• Objective: Take every line where the string "log₁₀" appears and copy it.

>> START Information shown

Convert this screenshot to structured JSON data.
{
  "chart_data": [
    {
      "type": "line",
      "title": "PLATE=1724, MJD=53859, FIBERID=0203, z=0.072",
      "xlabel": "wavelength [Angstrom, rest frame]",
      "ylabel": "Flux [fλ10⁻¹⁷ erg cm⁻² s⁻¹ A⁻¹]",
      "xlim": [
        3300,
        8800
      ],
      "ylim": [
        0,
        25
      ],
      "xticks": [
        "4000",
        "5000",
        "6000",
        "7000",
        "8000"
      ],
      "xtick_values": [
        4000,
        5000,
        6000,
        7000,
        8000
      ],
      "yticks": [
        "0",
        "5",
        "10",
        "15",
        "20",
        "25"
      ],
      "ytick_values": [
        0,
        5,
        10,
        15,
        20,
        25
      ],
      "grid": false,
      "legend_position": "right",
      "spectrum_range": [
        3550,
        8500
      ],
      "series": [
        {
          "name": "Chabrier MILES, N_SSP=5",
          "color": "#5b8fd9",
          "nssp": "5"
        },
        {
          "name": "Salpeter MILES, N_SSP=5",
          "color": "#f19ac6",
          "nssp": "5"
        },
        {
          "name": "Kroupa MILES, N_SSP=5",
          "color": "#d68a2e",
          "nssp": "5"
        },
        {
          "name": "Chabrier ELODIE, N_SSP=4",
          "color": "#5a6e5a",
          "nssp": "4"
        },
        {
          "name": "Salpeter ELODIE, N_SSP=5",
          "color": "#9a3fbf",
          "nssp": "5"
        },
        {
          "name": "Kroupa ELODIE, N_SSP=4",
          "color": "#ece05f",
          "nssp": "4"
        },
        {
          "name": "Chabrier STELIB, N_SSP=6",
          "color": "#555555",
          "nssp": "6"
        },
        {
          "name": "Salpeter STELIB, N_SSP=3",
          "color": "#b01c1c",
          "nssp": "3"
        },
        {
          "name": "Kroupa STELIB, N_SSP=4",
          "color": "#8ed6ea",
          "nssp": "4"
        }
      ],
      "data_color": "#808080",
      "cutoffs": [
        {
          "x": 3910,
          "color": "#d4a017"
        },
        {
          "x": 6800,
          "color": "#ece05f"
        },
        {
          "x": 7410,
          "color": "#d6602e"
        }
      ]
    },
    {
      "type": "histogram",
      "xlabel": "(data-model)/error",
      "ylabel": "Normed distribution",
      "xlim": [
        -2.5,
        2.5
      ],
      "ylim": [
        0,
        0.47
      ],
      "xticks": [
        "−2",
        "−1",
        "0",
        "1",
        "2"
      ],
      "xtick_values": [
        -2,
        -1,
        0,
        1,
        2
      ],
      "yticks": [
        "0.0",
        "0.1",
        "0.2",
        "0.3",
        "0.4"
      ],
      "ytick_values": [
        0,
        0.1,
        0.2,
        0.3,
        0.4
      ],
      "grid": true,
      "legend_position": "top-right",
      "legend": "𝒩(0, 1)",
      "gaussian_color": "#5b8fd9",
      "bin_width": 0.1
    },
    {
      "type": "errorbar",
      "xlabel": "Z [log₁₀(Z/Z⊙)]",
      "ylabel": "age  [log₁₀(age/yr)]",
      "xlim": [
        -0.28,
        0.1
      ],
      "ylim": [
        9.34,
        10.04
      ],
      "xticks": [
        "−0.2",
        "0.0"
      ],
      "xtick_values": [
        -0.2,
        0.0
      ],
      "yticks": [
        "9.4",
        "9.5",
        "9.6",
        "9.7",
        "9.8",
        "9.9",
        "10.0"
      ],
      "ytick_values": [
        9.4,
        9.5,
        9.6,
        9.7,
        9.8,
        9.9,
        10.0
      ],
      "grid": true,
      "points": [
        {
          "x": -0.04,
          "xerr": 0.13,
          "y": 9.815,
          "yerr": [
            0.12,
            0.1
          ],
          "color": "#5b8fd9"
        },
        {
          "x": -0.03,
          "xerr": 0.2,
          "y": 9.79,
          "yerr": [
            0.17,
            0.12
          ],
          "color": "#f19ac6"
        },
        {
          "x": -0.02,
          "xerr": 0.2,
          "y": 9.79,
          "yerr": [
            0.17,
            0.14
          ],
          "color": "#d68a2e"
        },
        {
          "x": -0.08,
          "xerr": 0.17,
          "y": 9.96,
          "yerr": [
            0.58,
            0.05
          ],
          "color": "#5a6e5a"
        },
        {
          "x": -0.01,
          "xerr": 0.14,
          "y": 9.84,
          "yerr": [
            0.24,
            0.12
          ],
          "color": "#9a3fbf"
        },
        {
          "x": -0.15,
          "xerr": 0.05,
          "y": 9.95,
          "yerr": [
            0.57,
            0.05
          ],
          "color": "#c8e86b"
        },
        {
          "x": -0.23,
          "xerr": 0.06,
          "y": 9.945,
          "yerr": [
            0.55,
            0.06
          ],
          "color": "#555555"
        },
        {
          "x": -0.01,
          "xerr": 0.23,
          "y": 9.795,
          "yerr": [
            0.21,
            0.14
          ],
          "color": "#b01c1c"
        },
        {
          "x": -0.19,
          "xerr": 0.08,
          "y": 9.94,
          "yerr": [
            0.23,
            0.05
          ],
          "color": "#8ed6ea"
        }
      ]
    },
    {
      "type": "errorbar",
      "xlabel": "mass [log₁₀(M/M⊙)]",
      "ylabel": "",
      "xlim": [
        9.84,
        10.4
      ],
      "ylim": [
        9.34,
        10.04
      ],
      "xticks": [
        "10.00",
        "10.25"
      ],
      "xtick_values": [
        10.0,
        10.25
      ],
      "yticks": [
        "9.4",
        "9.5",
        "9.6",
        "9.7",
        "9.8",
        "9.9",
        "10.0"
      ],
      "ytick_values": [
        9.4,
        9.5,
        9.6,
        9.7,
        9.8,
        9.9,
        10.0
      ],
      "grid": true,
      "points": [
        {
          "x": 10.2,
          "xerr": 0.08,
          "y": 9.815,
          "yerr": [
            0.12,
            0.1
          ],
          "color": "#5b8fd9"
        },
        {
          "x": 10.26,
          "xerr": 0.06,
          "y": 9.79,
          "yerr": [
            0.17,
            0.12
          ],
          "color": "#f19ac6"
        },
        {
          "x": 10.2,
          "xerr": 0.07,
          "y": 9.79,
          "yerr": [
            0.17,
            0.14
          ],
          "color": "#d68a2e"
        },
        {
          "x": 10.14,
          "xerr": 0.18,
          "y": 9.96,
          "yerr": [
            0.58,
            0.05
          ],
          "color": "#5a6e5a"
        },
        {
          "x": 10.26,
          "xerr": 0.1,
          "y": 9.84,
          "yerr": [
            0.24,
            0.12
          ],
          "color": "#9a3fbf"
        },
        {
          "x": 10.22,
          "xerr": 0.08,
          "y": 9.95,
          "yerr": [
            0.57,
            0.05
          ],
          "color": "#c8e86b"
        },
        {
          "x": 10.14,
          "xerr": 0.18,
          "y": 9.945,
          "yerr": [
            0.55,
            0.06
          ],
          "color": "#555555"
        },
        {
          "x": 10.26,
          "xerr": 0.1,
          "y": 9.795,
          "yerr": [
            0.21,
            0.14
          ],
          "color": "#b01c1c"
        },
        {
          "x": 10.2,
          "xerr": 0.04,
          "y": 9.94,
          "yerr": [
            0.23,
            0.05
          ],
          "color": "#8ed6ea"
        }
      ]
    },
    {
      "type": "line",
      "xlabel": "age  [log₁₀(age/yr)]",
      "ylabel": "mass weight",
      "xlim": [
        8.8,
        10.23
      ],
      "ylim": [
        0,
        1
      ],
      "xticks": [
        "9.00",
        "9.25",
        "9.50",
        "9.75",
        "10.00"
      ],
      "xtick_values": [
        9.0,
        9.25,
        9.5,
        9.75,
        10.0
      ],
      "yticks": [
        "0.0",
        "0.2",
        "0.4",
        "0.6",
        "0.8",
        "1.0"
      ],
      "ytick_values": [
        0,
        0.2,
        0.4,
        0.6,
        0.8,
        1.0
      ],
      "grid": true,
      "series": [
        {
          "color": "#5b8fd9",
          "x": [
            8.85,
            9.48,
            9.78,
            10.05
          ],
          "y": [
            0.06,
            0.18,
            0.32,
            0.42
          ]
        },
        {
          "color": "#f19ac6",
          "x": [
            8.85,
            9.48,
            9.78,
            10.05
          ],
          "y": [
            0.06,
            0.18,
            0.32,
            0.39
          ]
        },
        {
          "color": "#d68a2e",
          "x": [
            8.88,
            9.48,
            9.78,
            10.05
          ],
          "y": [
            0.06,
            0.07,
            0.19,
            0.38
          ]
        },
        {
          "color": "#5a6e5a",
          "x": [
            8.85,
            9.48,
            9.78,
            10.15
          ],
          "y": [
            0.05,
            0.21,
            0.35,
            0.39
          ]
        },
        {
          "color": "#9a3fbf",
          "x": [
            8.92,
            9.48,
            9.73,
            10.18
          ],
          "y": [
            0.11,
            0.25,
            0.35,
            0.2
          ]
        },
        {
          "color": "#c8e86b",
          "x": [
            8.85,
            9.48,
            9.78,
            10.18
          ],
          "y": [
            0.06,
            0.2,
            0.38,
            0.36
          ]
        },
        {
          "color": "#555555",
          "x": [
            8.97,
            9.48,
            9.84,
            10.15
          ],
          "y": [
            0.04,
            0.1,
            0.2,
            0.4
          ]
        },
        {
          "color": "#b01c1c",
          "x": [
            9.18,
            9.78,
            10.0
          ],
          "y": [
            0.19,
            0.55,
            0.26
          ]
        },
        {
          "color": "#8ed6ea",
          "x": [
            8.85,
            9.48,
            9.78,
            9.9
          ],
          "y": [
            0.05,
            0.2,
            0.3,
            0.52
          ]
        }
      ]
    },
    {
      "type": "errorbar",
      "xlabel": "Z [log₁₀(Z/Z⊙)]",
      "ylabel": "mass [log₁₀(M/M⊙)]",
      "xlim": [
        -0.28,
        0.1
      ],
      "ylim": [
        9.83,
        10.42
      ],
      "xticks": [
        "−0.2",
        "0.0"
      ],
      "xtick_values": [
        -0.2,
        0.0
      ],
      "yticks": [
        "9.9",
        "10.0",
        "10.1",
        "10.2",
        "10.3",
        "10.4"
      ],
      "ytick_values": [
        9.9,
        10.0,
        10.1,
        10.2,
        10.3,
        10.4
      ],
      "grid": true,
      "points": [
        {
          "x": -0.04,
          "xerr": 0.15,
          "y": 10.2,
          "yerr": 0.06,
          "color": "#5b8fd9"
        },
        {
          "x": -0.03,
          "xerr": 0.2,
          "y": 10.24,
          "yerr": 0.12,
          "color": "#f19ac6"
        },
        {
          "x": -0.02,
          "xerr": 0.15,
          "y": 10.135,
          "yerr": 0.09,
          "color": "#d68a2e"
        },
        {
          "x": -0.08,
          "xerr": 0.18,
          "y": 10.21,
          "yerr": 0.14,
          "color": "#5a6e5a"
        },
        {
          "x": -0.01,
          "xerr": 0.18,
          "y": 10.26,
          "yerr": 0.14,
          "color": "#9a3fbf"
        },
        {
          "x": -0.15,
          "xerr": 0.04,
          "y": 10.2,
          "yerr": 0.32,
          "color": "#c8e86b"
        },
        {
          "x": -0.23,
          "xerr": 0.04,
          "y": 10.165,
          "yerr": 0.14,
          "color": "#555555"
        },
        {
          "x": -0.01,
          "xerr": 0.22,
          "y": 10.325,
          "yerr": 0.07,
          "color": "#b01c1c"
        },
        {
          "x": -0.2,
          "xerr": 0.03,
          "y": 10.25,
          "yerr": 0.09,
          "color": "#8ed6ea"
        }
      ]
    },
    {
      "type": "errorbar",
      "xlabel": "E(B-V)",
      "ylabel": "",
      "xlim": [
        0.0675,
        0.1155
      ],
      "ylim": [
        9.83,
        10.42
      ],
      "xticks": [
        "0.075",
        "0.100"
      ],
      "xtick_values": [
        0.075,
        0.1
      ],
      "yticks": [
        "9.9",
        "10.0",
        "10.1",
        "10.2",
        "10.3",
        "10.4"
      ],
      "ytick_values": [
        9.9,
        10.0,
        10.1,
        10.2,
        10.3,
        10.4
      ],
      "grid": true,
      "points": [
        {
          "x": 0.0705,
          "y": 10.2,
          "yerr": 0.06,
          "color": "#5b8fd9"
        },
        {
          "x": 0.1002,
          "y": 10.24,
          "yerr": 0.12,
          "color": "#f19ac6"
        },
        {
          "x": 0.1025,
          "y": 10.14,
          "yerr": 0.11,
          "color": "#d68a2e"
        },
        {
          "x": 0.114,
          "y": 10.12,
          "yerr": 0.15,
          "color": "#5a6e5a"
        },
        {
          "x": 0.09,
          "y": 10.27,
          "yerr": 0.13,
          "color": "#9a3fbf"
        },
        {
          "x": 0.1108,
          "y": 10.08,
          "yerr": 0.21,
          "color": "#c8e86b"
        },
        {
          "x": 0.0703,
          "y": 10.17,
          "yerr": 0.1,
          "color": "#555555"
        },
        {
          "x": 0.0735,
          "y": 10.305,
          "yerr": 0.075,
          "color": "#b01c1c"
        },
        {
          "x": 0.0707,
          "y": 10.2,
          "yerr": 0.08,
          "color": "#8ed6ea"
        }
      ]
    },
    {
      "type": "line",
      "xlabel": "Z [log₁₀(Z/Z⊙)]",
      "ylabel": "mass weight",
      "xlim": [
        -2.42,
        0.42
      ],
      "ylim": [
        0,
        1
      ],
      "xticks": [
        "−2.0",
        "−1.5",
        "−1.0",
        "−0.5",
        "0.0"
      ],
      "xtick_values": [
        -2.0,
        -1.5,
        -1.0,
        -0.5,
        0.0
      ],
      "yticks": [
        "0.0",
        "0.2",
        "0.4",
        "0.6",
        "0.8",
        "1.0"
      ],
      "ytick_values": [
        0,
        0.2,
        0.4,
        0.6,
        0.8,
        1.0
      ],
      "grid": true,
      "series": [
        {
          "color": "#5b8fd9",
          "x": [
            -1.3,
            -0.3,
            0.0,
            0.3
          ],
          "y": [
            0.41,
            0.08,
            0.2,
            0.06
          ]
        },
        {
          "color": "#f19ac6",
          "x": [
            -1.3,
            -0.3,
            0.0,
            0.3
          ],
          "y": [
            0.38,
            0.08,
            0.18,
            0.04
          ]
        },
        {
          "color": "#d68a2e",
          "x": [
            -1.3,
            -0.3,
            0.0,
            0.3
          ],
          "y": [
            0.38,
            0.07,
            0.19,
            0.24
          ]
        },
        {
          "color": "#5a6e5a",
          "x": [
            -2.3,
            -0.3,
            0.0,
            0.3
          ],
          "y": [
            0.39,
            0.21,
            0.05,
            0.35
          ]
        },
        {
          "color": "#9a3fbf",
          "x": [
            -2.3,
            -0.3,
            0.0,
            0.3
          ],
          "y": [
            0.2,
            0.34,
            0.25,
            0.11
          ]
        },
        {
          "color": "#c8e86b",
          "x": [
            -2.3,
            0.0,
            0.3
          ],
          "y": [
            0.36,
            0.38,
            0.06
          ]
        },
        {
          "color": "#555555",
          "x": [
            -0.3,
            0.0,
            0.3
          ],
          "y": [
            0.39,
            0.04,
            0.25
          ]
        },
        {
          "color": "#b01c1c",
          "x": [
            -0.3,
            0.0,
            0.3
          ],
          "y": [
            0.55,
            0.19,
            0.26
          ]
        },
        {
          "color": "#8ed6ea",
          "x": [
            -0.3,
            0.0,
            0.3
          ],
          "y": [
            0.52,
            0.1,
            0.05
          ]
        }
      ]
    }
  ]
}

>> END Information shown

• Answer to this exercise:
      "xlabel": "Z [log₁₀(Z/Z⊙)]",
      "ylabel": "age  [log₁₀(age/yr)]",
      "xlabel": "mass [log₁₀(M/M⊙)]",
      "xlabel": "age  [log₁₀(age/yr)]",
      "xlabel": "Z [log₁₀(Z/Z⊙)]",
      "ylabel": "mass [log₁₀(M/M⊙)]",
      "xlabel": "Z [log₁₀(Z/Z⊙)]",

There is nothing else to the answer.